Give the material once more, word for word, without any images.
★ ★ ★
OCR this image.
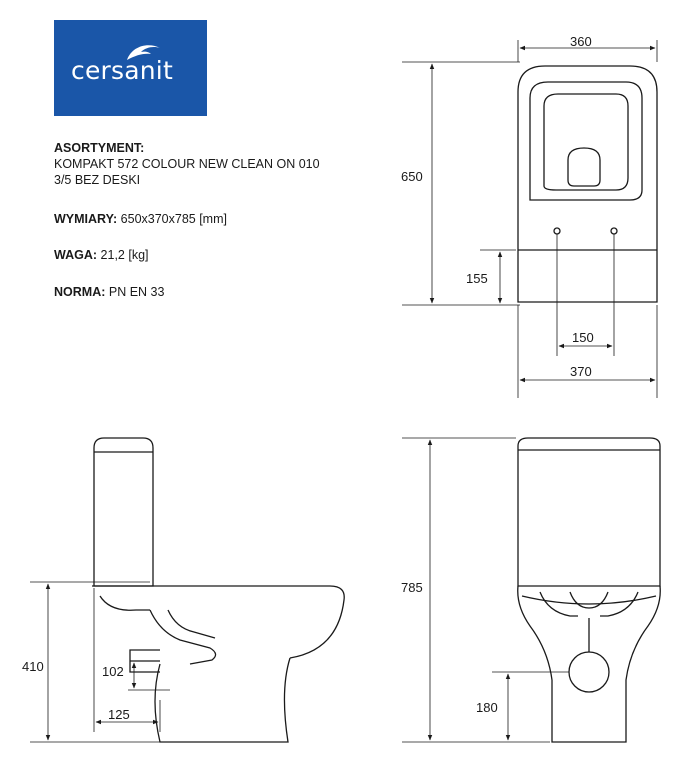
cersanit
ASORTYMENT:
KOMPAKT 572 COLOUR NEW CLEAN ON 010
3/5 BEZ DESKI
WYMIARY: 650x370x785 [mm]
WAGA: 21,2 [kg]
NORMA: PN EN 33
360
650
155
150
370
785
410	102
125	180
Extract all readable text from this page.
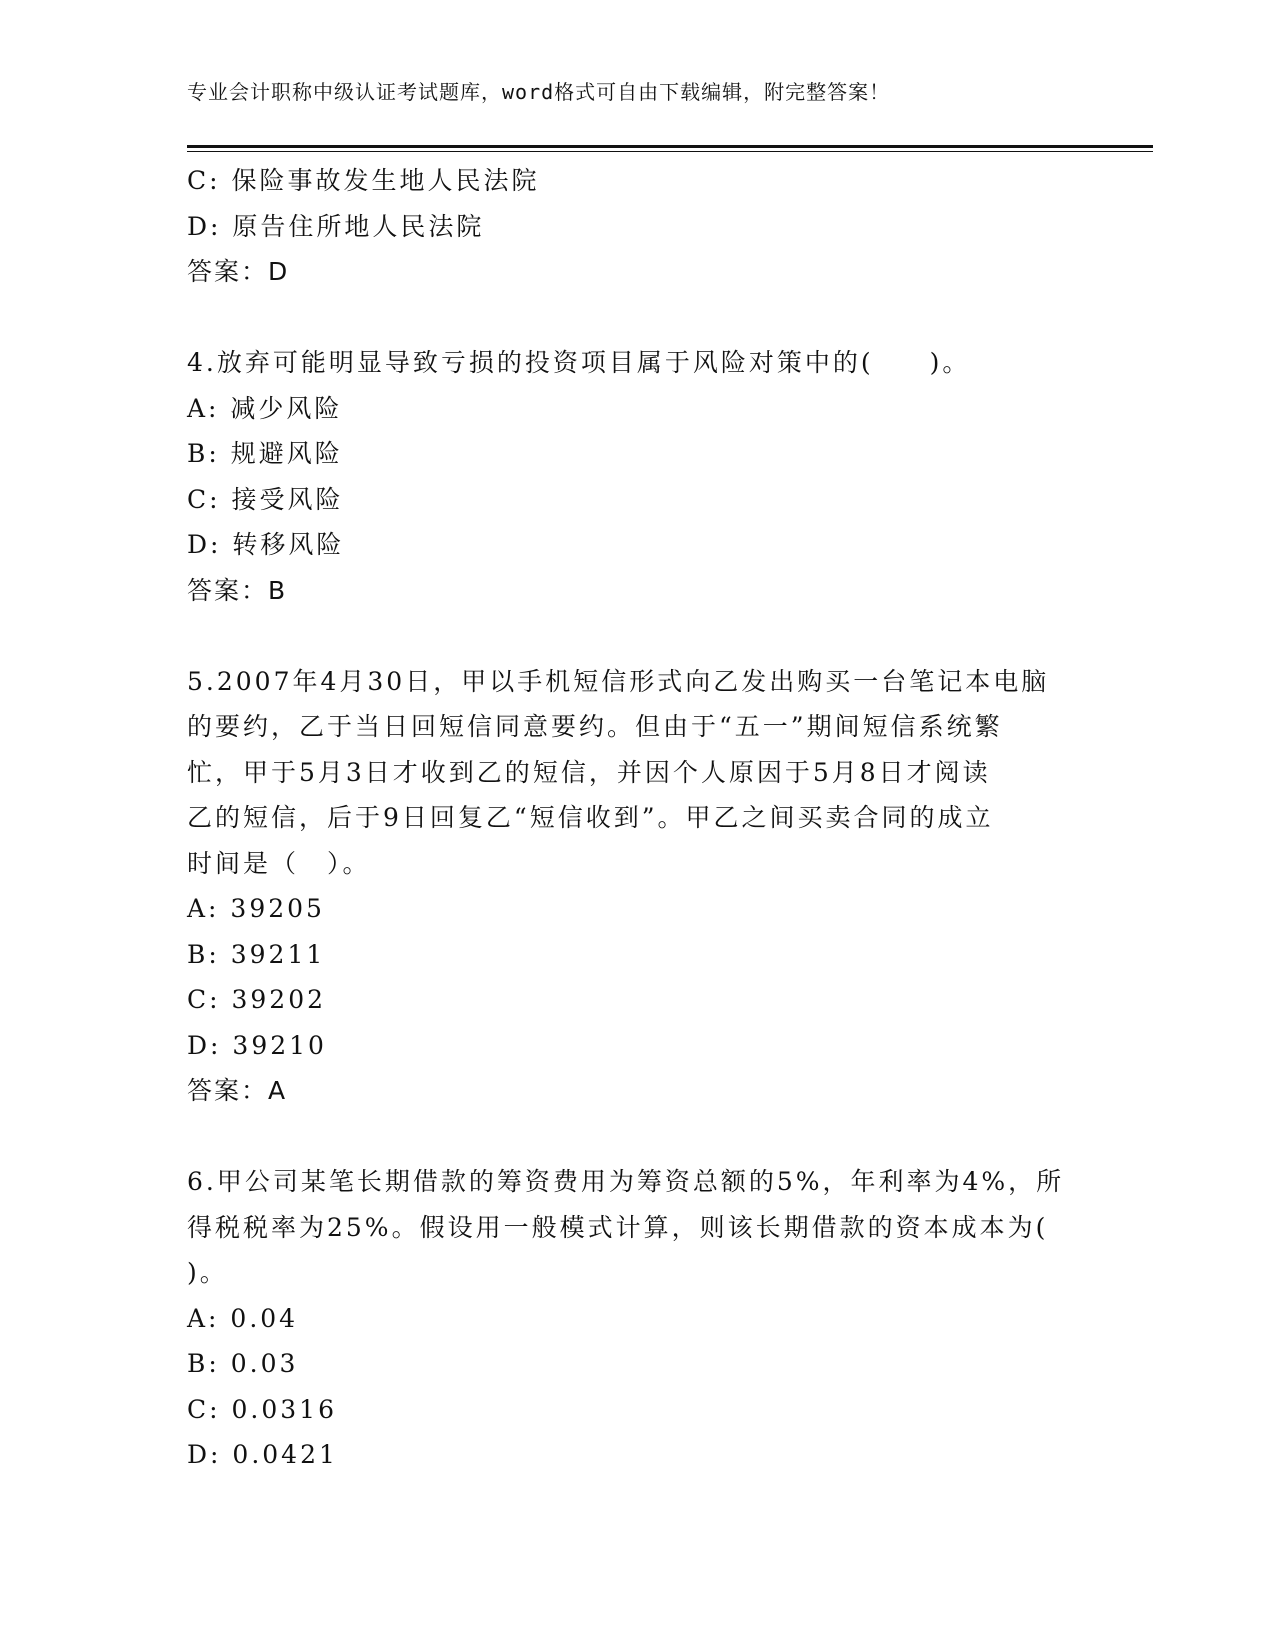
专业会计职称中级认证考试题库，word格式可自由下载编辑，附完整答案！
C: 保险事故发生地人民法院
D: 原告住所地人民法院
答案：D
4.放弃可能明显导致亏损的投资项目属于风险对策中的(　　)。
A: 减少风险
B: 规避风险
C: 接受风险
D: 转移风险
答案：B
5.2007年4月30日，甲以手机短信形式向乙发出购买一台笔记本电脑
的要约，乙于当日回短信同意要约。但由于“五一”期间短信系统繁
忙，甲于5月3日才收到乙的短信，并因个人原因于5月8日才阅读
乙的短信，后于9日回复乙“短信收到”。甲乙之间买卖合同的成立
时间是（　）。
A: 39205
B: 39211
C: 39202
D: 39210
答案：A
6.甲公司某笔长期借款的筹资费用为筹资总额的5%，年利率为4%，所
得税税率为25%。假设用一般模式计算，则该长期借款的资本成本为(
)。
A: 0.04
B: 0.03
C: 0.0316
D: 0.0421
★ ★ ★
## Full output
OCR this image.
cersanit
ASORTYMENT:
KOMPAKT 572 COLOUR NEW CLEAN ON 010
3/5 BEZ DESKI
WYMIARY: 650x370x785 [mm]
WAGA: 21,2 [kg]
NORMA: PN EN 33
360
650
155
150
370
785
410	102
125	180
Extract all readable text from this page.
专业会计职称中级认证考试题库，word格式可自由下载编辑，附完整答案！
C: 保险事故发生地人民法院
D: 原告住所地人民法院
答案：D
4.放弃可能明显导致亏损的投资项目属于风险对策中的(　　)。
A: 减少风险
B: 规避风险
C: 接受风险
D: 转移风险
答案：B
5.2007年4月30日，甲以手机短信形式向乙发出购买一台笔记本电脑
的要约，乙于当日回短信同意要约。但由于“五一”期间短信系统繁
忙，甲于5月3日才收到乙的短信，并因个人原因于5月8日才阅读
乙的短信，后于9日回复乙“短信收到”。甲乙之间买卖合同的成立
时间是（　）。
A: 39205
B: 39211
C: 39202
D: 39210
答案：A
6.甲公司某笔长期借款的筹资费用为筹资总额的5%，年利率为4%，所
得税税率为25%。假设用一般模式计算，则该长期借款的资本成本为(
)。
A: 0.04
B: 0.03
C: 0.0316
D: 0.0421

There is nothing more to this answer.